→ **What the exercise asks**: Below is a block of data; give all of it again word for word.
<<<<
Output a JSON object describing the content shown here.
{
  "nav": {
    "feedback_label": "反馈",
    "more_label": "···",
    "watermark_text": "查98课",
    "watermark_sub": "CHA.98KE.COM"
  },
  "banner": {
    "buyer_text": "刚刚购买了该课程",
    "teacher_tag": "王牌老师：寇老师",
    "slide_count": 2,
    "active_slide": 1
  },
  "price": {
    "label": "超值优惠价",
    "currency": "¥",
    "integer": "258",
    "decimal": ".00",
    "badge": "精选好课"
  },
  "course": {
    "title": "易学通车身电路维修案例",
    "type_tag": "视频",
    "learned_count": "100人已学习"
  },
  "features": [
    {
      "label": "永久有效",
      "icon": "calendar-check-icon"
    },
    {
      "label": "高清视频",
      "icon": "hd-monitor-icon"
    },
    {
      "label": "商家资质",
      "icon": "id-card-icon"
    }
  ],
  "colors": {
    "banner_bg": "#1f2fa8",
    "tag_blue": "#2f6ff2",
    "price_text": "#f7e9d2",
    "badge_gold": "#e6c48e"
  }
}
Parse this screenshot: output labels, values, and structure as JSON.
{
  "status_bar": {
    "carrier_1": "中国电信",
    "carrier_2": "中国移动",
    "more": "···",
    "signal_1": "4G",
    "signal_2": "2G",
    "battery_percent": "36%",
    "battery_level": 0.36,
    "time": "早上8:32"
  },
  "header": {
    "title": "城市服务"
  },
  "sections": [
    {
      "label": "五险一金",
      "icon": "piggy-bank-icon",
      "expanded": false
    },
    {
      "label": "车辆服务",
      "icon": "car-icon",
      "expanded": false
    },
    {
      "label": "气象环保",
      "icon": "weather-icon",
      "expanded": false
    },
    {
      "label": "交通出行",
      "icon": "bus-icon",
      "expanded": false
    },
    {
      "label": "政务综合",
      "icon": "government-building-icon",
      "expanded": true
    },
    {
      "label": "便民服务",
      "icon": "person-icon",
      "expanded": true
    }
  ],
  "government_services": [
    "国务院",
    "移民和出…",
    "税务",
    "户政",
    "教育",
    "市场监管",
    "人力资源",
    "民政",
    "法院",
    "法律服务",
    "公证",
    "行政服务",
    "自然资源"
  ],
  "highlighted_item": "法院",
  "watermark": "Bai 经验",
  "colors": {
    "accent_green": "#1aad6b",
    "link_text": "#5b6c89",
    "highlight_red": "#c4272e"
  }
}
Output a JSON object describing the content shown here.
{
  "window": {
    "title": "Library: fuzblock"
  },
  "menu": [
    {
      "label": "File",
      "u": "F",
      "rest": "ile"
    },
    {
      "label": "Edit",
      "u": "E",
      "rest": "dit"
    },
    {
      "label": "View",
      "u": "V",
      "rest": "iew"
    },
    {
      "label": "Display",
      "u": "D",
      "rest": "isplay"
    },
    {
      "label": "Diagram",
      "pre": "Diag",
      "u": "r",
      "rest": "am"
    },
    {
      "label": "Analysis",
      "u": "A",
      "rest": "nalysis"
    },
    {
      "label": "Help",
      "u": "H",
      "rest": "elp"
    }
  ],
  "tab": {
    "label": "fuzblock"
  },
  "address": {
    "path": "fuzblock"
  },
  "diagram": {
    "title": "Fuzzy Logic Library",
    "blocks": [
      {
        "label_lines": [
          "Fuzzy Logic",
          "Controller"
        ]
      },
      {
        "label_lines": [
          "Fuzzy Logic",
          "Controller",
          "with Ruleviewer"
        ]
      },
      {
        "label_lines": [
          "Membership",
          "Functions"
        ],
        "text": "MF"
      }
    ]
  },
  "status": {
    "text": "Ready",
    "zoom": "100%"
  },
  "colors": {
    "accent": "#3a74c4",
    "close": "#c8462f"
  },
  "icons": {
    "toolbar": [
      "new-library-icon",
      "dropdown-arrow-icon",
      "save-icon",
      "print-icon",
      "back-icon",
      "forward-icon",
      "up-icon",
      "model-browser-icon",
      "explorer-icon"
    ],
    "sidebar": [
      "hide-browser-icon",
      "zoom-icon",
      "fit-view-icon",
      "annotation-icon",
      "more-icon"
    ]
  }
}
>>>>
→ **The answer**:
Output a JSON object describing the content shown here.
{
  "nav": {
    "feedback_label": "反馈",
    "more_label": "···",
    "watermark_text": "查98课",
    "watermark_sub": "CHA.98KE.COM"
  },
  "banner": {
    "buyer_text": "刚刚购买了该课程",
    "teacher_tag": "王牌老师：寇老师",
    "slide_count": 2,
    "active_slide": 1
  },
  "price": {
    "label": "超值优惠价",
    "currency": "¥",
    "integer": "258",
    "decimal": ".00",
    "badge": "精选好课"
  },
  "course": {
    "title": "易学通车身电路维修案例",
    "type_tag": "视频",
    "learned_count": "100人已学习"
  },
  "features": [
    {
      "label": "永久有效",
      "icon": "calendar-check-icon"
    },
    {
      "label": "高清视频",
      "icon": "hd-monitor-icon"
    },
    {
      "label": "商家资质",
      "icon": "id-card-icon"
    }
  ],
  "colors": {
    "banner_bg": "#1f2fa8",
    "tag_blue": "#2f6ff2",
    "price_text": "#f7e9d2",
    "badge_gold": "#e6c48e"
  }
}
Parse this screenshot: output labels, values, and structure as JSON.
{
  "status_bar": {
    "carrier_1": "中国电信",
    "carrier_2": "中国移动",
    "more": "···",
    "signal_1": "4G",
    "signal_2": "2G",
    "battery_percent": "36%",
    "battery_level": 0.36,
    "time": "早上8:32"
  },
  "header": {
    "title": "城市服务"
  },
  "sections": [
    {
      "label": "五险一金",
      "icon": "piggy-bank-icon",
      "expanded": false
    },
    {
      "label": "车辆服务",
      "icon": "car-icon",
      "expanded": false
    },
    {
      "label": "气象环保",
      "icon": "weather-icon",
      "expanded": false
    },
    {
      "label": "交通出行",
      "icon": "bus-icon",
      "expanded": false
    },
    {
      "label": "政务综合",
      "icon": "government-building-icon",
      "expanded": true
    },
    {
      "label": "便民服务",
      "icon": "person-icon",
      "expanded": true
    }
  ],
  "government_services": [
    "国务院",
    "移民和出…",
    "税务",
    "户政",
    "教育",
    "市场监管",
    "人力资源",
    "民政",
    "法院",
    "法律服务",
    "公证",
    "行政服务",
    "自然资源"
  ],
  "highlighted_item": "法院",
  "watermark": "Bai 经验",
  "colors": {
    "accent_green": "#1aad6b",
    "link_text": "#5b6c89",
    "highlight_red": "#c4272e"
  }
}
Output a JSON object describing the content shown here.
{
  "window": {
    "title": "Library: fuzblock"
  },
  "menu": [
    {
      "label": "File",
      "u": "F",
      "rest": "ile"
    },
    {
      "label": "Edit",
      "u": "E",
      "rest": "dit"
    },
    {
      "label": "View",
      "u": "V",
      "rest": "iew"
    },
    {
      "label": "Display",
      "u": "D",
      "rest": "isplay"
    },
    {
      "label": "Diagram",
      "pre": "Diag",
      "u": "r",
      "rest": "am"
    },
    {
      "label": "Analysis",
      "u": "A",
      "rest": "nalysis"
    },
    {
      "label": "Help",
      "u": "H",
      "rest": "elp"
    }
  ],
  "tab": {
    "label": "fuzblock"
  },
  "address": {
    "path": "fuzblock"
  },
  "diagram": {
    "title": "Fuzzy Logic Library",
    "blocks": [
      {
        "label_lines": [
          "Fuzzy Logic",
          "Controller"
        ]
      },
      {
        "label_lines": [
          "Fuzzy Logic",
          "Controller",
          "with Ruleviewer"
        ]
      },
      {
        "label_lines": [
          "Membership",
          "Functions"
        ],
        "text": "MF"
      }
    ]
  },
  "status": {
    "text": "Ready",
    "zoom": "100%"
  },
  "colors": {
    "accent": "#3a74c4",
    "close": "#c8462f"
  },
  "icons": {
    "toolbar": [
      "new-library-icon",
      "dropdown-arrow-icon",
      "save-icon",
      "print-icon",
      "back-icon",
      "forward-icon",
      "up-icon",
      "model-browser-icon",
      "explorer-icon"
    ],
    "sidebar": [
      "hide-browser-icon",
      "zoom-icon",
      "fit-view-icon",
      "annotation-icon",
      "more-icon"
    ]
  }
}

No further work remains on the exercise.